The exercise>
Return the lines where the word "nuts" occurs.

Stored records>
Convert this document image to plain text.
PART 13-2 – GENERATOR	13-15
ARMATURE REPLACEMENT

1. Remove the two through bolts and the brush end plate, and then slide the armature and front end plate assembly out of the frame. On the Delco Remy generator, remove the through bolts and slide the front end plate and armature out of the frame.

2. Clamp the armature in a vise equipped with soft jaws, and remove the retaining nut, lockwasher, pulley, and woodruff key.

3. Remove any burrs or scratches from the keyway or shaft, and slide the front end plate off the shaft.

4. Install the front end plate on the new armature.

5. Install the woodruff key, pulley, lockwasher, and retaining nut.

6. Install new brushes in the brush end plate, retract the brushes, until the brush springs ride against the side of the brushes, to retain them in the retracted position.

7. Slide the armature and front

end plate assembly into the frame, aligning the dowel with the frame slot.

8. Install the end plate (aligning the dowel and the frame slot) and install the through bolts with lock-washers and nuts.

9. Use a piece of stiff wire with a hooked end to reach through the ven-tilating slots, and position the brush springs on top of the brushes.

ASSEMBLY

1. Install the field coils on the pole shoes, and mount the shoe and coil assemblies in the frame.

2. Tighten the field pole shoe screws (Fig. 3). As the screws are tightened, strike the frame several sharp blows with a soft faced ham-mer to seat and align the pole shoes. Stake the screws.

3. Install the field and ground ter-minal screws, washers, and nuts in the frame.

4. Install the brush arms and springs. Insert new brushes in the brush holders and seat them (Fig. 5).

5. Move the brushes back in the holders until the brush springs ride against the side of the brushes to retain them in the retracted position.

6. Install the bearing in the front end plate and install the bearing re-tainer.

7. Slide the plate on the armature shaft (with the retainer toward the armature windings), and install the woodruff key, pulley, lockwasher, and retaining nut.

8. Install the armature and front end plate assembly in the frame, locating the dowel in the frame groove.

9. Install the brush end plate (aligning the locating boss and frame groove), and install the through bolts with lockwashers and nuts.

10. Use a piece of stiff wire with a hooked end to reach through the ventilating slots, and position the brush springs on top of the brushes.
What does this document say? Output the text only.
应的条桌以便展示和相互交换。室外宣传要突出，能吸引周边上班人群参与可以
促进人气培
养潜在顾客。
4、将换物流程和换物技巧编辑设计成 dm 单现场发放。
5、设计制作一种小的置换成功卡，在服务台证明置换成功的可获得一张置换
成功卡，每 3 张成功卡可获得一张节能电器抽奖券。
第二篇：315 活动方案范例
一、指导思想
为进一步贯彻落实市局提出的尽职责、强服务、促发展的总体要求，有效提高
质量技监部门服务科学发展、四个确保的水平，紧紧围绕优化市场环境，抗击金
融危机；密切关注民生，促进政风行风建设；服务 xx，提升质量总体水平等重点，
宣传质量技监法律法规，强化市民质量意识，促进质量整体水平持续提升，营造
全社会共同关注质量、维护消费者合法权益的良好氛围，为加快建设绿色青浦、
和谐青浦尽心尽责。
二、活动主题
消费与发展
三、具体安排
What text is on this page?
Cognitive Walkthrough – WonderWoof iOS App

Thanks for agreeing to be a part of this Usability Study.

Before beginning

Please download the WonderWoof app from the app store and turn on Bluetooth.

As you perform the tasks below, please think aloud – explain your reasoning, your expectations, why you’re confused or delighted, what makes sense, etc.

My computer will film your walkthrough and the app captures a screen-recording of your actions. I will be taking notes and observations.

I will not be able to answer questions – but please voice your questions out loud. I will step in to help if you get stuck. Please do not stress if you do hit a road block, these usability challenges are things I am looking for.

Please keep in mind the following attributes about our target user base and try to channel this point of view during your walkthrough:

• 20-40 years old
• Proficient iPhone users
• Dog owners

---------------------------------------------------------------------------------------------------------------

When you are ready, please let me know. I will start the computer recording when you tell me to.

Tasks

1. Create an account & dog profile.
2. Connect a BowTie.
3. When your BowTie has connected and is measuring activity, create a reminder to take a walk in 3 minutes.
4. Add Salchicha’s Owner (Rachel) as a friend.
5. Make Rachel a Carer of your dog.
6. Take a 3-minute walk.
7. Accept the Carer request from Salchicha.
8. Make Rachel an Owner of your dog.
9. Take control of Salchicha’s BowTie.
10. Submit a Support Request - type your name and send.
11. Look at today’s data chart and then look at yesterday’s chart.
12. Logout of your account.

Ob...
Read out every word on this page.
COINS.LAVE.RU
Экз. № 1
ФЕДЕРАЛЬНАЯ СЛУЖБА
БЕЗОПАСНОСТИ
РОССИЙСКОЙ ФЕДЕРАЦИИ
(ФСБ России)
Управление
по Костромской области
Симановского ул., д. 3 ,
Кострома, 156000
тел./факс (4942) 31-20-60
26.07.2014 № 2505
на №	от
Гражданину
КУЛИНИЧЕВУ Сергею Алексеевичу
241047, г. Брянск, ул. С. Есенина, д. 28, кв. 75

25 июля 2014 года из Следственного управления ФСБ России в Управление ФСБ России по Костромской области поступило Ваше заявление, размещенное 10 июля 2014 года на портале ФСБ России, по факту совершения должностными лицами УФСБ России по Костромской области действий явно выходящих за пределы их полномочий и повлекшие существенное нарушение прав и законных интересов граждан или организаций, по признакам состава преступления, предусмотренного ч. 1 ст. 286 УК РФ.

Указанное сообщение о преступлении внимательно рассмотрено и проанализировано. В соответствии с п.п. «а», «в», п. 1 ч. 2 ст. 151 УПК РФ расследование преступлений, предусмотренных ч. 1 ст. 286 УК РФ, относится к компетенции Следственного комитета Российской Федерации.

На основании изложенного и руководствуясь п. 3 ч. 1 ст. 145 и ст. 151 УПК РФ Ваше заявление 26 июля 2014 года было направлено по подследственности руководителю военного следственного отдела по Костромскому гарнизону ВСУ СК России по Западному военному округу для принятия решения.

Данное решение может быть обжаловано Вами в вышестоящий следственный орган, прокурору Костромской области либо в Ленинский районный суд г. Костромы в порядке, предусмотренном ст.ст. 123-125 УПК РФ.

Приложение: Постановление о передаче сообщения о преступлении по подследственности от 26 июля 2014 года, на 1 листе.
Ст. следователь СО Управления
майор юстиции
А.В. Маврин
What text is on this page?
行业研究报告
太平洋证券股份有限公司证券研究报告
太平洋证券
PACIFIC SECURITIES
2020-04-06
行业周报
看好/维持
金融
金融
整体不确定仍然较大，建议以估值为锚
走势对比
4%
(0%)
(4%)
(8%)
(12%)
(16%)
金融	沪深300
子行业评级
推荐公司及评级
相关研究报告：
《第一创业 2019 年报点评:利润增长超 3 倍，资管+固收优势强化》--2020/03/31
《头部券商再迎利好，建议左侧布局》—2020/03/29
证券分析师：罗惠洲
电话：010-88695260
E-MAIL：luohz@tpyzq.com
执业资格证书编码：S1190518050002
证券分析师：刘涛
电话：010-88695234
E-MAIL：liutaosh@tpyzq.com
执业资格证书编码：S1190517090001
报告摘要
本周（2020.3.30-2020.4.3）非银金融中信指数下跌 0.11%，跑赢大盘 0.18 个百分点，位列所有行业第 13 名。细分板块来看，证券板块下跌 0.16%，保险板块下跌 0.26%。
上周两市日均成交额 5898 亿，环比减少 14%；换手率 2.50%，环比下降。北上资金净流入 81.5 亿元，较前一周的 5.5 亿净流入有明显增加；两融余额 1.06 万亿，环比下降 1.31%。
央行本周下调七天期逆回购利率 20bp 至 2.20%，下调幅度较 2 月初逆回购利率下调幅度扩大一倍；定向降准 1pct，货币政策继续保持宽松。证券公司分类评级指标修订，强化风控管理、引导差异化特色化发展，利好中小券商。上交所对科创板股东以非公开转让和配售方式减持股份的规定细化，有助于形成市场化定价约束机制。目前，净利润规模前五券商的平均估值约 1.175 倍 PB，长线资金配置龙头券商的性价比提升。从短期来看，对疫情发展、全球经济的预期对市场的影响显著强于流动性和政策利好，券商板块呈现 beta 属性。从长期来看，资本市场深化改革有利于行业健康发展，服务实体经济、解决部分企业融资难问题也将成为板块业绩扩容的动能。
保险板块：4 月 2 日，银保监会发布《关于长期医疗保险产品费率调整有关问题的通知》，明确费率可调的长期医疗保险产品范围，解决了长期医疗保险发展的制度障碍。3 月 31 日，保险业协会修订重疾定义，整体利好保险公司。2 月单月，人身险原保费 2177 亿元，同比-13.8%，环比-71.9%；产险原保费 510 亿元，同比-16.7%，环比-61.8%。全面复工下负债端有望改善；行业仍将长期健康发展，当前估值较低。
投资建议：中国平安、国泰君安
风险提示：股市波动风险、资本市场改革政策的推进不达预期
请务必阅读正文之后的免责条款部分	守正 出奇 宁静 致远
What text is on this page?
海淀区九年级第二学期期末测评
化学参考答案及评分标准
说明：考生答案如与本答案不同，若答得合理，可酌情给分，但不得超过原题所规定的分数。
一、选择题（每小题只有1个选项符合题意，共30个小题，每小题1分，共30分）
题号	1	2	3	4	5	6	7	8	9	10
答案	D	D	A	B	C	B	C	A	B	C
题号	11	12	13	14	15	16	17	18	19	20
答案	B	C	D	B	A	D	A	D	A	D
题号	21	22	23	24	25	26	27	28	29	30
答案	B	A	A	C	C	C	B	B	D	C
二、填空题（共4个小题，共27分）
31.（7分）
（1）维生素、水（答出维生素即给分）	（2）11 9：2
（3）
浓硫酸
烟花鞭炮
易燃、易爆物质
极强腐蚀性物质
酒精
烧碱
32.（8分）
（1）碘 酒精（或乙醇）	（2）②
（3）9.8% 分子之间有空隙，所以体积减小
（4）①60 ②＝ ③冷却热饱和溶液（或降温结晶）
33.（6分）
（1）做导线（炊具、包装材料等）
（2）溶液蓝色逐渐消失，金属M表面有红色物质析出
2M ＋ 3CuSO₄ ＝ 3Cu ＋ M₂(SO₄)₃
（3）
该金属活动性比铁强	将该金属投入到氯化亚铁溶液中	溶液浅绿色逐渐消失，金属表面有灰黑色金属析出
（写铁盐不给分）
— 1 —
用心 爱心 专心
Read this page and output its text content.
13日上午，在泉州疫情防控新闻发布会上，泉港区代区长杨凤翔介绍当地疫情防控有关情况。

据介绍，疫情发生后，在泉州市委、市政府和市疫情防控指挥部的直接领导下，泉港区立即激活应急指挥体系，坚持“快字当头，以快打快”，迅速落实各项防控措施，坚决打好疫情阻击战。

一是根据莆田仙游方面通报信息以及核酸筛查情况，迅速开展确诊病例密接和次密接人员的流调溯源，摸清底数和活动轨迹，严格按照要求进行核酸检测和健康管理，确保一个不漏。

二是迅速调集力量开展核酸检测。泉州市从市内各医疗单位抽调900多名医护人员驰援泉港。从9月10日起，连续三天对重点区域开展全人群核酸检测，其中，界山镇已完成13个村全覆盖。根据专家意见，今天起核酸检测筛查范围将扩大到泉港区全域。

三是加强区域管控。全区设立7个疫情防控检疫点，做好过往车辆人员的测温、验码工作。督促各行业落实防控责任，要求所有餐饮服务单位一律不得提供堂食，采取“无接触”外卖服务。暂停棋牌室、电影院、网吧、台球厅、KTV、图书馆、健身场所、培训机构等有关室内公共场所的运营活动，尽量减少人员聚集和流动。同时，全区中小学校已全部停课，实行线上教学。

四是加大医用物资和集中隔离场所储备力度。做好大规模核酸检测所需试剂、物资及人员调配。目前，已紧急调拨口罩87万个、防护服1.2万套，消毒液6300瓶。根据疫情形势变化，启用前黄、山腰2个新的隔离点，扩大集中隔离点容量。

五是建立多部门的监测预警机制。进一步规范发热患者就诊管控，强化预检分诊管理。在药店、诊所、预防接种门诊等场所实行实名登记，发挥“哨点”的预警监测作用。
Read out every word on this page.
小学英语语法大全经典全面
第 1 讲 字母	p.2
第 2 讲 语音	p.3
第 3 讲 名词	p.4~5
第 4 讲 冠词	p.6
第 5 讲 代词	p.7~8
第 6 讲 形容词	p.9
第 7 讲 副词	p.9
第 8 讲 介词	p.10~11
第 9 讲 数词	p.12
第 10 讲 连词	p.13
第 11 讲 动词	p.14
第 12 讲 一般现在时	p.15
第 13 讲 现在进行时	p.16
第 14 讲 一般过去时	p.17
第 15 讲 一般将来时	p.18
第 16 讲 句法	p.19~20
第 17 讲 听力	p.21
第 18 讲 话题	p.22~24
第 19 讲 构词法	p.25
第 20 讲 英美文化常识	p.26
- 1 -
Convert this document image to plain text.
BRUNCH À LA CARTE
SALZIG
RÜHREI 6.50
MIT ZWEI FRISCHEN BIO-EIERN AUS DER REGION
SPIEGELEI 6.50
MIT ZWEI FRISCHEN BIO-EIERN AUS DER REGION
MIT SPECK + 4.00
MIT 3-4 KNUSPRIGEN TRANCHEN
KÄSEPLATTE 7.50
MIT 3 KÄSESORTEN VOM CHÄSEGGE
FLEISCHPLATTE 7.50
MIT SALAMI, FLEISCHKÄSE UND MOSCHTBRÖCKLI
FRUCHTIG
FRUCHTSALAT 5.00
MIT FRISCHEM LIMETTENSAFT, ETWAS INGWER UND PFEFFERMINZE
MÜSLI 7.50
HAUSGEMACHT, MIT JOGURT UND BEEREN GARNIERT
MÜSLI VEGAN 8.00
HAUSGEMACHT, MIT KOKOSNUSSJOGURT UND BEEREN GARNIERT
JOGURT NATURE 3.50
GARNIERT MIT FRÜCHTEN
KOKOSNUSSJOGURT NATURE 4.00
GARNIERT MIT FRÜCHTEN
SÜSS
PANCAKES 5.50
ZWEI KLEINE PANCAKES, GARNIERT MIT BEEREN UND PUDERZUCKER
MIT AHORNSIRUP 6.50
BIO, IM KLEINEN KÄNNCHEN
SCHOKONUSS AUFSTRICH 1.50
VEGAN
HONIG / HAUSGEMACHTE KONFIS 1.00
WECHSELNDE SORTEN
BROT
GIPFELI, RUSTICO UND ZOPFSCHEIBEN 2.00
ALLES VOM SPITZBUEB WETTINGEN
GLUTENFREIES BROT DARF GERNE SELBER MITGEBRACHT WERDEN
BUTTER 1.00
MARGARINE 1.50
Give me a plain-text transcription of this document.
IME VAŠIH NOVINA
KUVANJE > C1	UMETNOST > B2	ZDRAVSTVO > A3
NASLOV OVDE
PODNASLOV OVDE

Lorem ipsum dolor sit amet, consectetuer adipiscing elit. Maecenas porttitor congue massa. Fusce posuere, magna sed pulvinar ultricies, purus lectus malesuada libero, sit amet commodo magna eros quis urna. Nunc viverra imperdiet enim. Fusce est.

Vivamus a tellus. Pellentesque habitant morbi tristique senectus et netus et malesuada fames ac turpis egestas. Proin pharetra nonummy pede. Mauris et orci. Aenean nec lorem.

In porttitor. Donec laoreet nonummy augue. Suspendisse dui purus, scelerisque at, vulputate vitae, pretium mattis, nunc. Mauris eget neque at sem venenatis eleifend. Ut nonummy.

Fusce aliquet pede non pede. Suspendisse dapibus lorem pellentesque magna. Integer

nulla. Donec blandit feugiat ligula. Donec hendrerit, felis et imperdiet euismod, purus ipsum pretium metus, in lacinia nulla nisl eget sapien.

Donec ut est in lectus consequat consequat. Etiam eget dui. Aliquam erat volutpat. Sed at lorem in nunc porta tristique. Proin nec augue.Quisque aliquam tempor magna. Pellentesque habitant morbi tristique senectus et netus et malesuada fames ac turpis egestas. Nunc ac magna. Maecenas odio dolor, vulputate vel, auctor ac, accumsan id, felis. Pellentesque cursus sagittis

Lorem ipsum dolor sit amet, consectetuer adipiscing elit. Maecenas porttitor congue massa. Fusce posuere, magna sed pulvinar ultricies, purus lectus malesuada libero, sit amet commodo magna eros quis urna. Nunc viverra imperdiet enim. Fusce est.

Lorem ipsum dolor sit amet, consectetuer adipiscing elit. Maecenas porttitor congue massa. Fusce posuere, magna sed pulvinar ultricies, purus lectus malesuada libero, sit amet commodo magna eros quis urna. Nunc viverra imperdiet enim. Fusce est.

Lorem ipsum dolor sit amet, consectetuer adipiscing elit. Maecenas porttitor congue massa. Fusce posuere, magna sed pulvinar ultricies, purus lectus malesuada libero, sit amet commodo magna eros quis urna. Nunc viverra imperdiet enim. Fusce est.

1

Solution for this task>
8. Install the end plate (aligning the dowel and the frame slot) and install the through bolts with lock-washers and nuts.
3. Install the field and ground ter-minal screws, washers, and nuts in the frame.
9. Install the brush end plate (aligning the locating boss and frame groove), and install the through bolts with lockwashers and nuts.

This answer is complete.